| Dataset entries |
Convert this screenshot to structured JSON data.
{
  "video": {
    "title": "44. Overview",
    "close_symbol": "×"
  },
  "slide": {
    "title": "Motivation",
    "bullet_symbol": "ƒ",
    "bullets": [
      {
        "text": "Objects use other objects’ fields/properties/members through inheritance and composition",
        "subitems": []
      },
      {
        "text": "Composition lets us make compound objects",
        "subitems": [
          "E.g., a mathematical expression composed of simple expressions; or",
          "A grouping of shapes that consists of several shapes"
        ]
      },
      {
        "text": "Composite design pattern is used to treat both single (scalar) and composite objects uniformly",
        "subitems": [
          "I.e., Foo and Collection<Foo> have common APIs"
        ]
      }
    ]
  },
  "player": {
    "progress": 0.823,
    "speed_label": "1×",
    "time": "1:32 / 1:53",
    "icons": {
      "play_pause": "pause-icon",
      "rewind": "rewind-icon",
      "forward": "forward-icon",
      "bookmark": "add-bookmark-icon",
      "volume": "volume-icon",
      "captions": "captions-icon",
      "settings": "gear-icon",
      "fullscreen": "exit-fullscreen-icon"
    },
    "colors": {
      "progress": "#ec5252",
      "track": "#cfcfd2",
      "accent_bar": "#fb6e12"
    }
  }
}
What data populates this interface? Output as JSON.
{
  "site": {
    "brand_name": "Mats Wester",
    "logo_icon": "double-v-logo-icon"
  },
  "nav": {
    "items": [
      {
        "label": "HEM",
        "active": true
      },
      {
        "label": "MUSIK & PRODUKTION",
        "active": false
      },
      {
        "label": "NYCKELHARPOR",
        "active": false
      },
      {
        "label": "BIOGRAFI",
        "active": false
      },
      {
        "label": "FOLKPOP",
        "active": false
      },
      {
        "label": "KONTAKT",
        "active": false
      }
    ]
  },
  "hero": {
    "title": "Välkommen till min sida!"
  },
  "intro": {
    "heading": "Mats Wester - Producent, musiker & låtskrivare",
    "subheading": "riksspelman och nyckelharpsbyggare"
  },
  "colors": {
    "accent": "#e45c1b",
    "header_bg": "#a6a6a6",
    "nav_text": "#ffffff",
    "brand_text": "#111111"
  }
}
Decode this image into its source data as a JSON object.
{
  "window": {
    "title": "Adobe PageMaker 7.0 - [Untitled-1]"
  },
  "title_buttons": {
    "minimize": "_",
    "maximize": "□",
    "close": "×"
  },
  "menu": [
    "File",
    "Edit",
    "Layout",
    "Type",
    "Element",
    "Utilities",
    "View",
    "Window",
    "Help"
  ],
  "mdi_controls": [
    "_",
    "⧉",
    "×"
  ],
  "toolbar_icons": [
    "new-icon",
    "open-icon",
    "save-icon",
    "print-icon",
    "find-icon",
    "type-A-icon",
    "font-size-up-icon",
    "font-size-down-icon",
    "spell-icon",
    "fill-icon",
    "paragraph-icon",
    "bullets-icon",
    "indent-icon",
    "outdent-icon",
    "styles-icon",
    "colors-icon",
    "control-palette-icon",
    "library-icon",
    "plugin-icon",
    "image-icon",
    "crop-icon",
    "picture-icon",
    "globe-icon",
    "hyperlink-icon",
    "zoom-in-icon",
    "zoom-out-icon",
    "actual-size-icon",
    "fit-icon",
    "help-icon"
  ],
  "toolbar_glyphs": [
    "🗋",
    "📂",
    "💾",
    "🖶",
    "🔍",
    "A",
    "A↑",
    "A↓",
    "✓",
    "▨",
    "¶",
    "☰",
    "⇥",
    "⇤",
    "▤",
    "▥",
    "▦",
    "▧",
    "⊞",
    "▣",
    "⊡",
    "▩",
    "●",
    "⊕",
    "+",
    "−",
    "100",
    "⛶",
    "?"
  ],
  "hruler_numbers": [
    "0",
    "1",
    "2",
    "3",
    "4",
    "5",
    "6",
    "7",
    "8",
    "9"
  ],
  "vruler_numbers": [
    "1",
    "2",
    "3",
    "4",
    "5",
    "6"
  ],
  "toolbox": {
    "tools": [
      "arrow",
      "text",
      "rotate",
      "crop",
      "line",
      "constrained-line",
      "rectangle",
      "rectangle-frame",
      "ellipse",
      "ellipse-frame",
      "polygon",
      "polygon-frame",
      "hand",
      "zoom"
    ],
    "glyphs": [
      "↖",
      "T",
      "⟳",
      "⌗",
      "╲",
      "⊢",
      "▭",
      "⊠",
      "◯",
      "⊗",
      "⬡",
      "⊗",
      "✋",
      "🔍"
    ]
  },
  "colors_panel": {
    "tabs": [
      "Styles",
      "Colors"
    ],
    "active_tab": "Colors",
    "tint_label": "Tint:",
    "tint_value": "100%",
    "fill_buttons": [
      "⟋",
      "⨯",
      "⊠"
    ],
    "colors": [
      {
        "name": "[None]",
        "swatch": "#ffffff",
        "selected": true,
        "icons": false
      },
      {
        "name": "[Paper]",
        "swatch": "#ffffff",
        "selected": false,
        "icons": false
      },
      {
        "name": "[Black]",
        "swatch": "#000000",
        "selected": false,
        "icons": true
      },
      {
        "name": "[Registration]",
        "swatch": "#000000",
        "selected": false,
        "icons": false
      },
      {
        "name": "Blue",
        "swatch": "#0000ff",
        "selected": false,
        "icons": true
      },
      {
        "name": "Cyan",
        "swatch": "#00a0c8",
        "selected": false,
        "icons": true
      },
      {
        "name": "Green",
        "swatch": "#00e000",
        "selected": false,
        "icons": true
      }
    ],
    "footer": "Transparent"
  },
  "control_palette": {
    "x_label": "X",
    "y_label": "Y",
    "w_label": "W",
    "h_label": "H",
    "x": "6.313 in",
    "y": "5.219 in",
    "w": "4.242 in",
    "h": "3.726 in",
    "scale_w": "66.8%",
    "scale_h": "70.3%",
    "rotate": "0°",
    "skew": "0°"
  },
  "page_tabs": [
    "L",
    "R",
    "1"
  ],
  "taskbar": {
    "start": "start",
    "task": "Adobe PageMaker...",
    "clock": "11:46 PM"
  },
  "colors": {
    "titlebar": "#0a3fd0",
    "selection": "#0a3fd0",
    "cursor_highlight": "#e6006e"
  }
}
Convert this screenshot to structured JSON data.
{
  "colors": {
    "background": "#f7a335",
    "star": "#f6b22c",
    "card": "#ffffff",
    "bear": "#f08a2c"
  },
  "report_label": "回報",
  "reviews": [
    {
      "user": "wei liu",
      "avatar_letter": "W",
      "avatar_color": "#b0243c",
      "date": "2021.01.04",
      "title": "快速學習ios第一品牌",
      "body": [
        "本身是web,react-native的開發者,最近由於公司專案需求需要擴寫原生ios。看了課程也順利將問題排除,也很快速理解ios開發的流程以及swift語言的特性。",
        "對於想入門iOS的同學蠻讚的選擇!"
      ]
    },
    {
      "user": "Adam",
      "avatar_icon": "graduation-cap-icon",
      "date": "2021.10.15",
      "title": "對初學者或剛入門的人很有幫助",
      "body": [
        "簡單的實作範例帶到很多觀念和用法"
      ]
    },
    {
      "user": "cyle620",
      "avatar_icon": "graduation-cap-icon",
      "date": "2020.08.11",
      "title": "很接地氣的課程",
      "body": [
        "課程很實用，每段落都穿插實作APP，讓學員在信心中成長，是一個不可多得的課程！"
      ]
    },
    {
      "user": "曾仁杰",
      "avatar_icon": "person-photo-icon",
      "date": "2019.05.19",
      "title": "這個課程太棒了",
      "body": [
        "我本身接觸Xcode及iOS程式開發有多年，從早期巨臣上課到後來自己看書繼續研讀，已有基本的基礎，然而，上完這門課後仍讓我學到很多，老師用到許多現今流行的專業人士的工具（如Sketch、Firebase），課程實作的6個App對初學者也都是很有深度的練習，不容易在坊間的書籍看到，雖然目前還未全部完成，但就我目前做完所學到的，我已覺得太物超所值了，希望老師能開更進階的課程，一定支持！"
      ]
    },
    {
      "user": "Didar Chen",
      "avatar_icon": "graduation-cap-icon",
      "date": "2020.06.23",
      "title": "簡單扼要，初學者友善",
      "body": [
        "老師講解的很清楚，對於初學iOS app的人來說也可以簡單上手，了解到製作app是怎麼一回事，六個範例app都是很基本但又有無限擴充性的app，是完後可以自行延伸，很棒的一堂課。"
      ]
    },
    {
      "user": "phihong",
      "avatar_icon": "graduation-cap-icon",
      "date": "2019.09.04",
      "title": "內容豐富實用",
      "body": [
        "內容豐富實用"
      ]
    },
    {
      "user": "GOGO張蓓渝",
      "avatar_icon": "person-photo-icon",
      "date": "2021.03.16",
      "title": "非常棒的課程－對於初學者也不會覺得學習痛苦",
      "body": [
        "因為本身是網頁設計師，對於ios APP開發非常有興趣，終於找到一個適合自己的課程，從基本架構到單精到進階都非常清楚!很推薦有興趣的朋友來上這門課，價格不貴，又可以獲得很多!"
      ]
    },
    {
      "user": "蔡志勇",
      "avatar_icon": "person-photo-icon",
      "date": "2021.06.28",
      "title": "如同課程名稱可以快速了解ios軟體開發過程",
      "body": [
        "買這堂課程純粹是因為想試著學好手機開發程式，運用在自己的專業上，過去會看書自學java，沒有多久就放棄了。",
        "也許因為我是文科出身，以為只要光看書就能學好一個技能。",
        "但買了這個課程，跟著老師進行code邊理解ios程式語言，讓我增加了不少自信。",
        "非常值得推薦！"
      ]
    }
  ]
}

| WHAT YOU HAVE TO DO |
Return each line of the data that contains the string "Wester".

| TASK OUTPUT |
    "brand_name": "Mats Wester",
    "heading": "Mats Wester - Producent, musiker & låtskrivare",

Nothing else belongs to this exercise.